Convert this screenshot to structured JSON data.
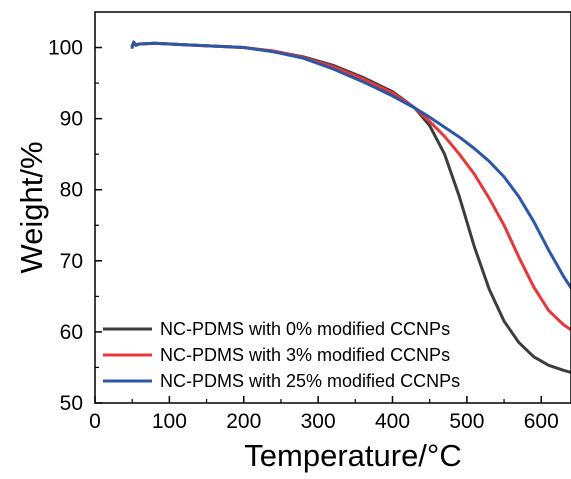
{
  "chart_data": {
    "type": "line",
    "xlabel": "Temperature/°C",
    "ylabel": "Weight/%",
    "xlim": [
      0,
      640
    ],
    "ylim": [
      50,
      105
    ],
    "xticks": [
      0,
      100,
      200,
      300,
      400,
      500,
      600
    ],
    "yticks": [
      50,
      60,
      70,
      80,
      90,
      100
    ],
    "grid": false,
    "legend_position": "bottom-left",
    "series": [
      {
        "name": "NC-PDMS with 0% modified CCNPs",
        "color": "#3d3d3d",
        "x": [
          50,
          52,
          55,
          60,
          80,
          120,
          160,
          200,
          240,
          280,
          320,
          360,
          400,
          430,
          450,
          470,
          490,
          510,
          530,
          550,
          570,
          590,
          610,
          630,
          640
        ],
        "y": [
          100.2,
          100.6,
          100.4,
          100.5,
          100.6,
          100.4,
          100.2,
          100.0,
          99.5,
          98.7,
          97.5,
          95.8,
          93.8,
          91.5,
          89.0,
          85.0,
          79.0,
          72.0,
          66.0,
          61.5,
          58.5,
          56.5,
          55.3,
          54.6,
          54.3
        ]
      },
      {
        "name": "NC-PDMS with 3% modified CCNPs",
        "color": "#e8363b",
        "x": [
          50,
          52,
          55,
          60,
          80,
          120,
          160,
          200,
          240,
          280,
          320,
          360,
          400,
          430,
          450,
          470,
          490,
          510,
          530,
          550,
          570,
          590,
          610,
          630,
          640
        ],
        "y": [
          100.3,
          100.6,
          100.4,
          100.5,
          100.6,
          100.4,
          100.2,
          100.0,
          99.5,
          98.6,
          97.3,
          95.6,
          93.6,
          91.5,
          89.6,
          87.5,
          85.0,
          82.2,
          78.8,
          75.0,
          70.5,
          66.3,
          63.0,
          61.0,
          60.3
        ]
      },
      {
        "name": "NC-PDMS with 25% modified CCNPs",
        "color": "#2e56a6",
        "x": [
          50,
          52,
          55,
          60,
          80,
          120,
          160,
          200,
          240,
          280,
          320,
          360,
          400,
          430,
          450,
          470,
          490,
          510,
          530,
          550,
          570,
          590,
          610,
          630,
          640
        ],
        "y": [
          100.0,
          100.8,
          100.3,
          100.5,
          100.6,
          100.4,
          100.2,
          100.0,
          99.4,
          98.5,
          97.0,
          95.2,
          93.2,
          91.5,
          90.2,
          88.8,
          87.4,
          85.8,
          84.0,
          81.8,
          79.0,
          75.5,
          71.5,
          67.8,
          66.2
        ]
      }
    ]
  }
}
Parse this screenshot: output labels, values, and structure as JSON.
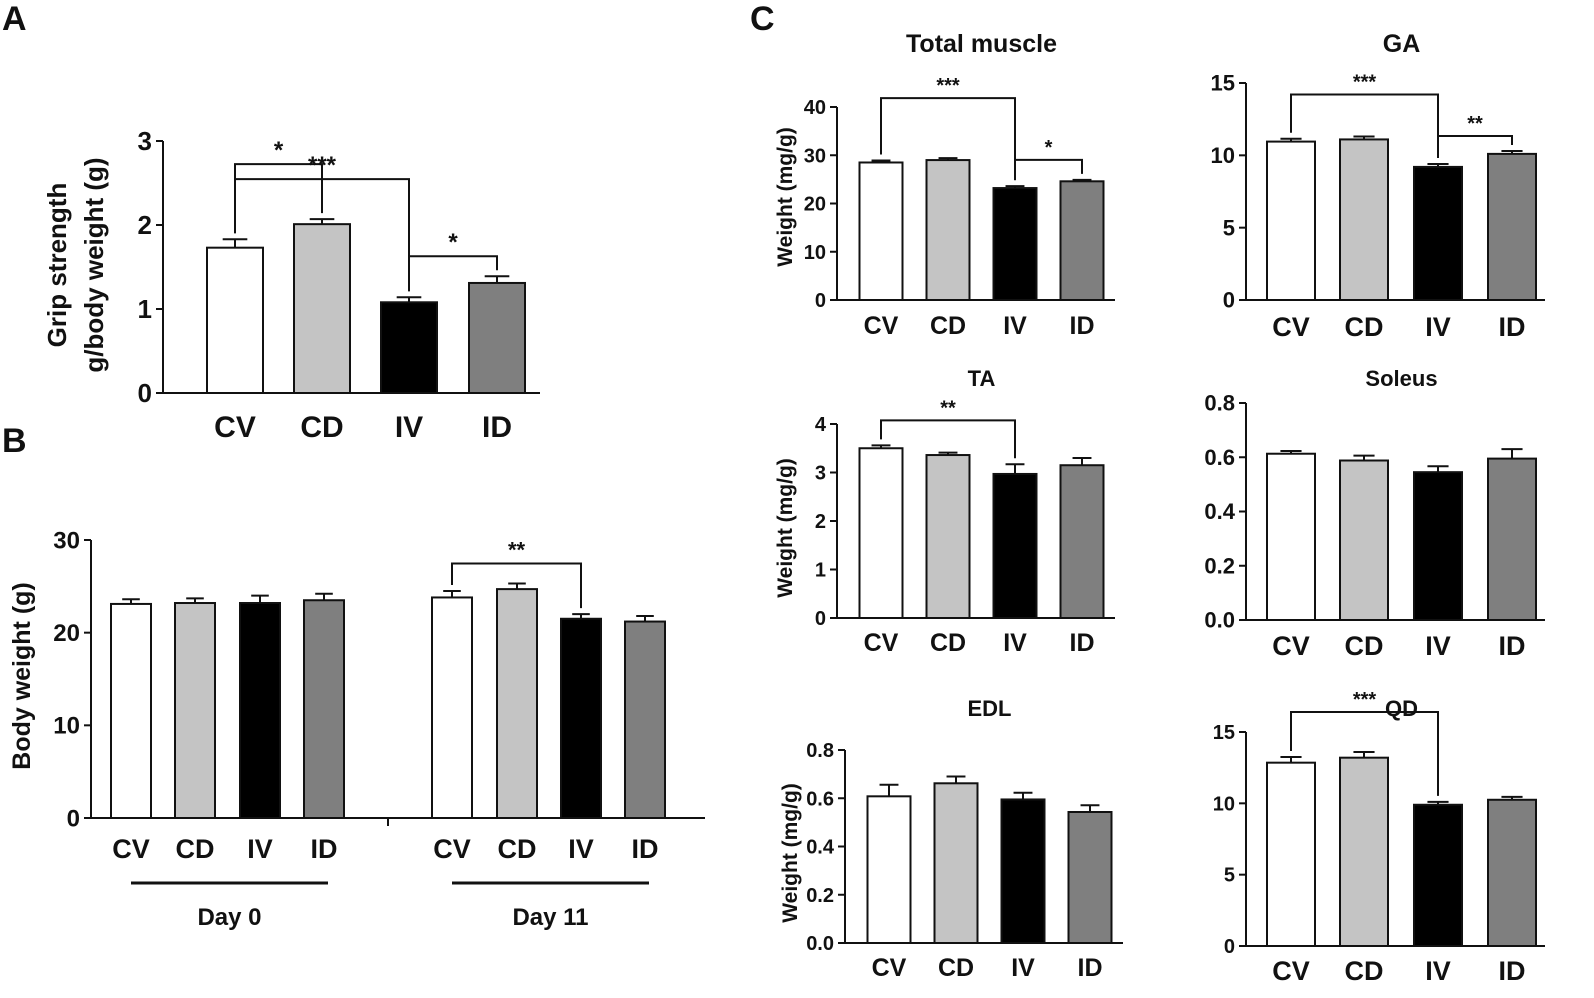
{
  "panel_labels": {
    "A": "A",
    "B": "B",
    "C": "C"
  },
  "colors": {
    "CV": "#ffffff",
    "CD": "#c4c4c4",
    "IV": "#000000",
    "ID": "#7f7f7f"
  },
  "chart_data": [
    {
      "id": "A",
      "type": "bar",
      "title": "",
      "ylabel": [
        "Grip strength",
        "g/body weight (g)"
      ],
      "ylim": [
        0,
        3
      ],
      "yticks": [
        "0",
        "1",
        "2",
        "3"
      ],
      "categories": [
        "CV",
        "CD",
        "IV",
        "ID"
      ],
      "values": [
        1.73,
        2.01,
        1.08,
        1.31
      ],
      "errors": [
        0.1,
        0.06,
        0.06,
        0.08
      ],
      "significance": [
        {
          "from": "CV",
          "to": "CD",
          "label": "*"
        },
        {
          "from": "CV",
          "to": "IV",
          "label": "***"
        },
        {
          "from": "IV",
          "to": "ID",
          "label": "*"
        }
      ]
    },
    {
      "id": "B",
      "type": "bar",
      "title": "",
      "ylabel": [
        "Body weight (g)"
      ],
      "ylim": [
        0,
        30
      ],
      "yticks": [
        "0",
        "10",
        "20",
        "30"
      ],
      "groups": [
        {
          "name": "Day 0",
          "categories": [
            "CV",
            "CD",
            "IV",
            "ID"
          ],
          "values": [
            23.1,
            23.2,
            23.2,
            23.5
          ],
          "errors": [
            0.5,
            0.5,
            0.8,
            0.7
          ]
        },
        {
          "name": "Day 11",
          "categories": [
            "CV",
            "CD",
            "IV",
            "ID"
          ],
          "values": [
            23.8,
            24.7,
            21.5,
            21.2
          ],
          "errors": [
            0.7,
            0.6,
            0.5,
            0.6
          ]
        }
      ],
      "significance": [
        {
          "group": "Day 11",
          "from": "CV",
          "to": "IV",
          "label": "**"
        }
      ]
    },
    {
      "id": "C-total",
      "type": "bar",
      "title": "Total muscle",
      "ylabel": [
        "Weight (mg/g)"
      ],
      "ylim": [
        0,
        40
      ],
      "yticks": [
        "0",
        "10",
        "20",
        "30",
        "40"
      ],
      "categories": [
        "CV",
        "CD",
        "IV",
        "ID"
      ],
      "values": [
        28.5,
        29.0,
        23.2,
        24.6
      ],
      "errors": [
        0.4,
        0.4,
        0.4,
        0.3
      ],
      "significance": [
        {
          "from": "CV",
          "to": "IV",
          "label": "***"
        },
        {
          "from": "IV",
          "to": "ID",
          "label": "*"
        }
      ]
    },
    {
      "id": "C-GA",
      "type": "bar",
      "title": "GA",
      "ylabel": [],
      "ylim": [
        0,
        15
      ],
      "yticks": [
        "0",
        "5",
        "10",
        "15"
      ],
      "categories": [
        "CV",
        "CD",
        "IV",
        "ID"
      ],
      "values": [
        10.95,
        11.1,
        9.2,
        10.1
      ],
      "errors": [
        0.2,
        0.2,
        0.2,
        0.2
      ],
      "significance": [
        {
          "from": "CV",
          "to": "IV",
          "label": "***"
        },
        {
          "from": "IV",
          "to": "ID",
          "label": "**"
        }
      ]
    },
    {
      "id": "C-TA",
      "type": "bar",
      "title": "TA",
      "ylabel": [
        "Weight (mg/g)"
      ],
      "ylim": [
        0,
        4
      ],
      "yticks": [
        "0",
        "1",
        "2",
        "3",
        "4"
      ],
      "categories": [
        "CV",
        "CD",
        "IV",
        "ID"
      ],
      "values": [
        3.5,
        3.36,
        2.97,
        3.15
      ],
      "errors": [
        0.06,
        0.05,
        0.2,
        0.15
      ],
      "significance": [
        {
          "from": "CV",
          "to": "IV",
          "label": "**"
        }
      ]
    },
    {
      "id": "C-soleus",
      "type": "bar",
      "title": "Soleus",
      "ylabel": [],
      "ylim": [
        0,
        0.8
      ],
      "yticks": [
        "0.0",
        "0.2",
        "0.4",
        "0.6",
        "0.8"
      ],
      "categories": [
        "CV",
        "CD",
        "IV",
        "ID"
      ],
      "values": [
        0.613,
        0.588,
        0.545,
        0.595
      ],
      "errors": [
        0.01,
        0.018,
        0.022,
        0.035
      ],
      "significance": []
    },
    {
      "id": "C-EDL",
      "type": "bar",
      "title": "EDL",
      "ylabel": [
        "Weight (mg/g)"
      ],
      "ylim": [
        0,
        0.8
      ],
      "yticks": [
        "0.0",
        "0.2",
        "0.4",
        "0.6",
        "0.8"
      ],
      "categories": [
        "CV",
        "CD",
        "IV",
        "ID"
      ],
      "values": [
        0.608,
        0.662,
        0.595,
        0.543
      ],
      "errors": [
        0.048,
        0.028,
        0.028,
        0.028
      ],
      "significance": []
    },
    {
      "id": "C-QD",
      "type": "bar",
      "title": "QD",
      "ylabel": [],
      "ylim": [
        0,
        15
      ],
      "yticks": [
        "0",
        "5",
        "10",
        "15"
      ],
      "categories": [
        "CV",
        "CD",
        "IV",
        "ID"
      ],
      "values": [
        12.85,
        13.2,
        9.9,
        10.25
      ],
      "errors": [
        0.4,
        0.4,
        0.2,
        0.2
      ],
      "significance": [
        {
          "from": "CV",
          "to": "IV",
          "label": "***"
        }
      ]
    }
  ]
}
......
GIVEN EXERCISE. Locate each line containing the string "title" and show it.

IN RESPONSE.
      "title": "",
      "title": "",
      "title": "Total muscle",
      "title": "GA",
      "title": "TA",
      "title": "Soleus",
      "title": "EDL",
      "title": "QD",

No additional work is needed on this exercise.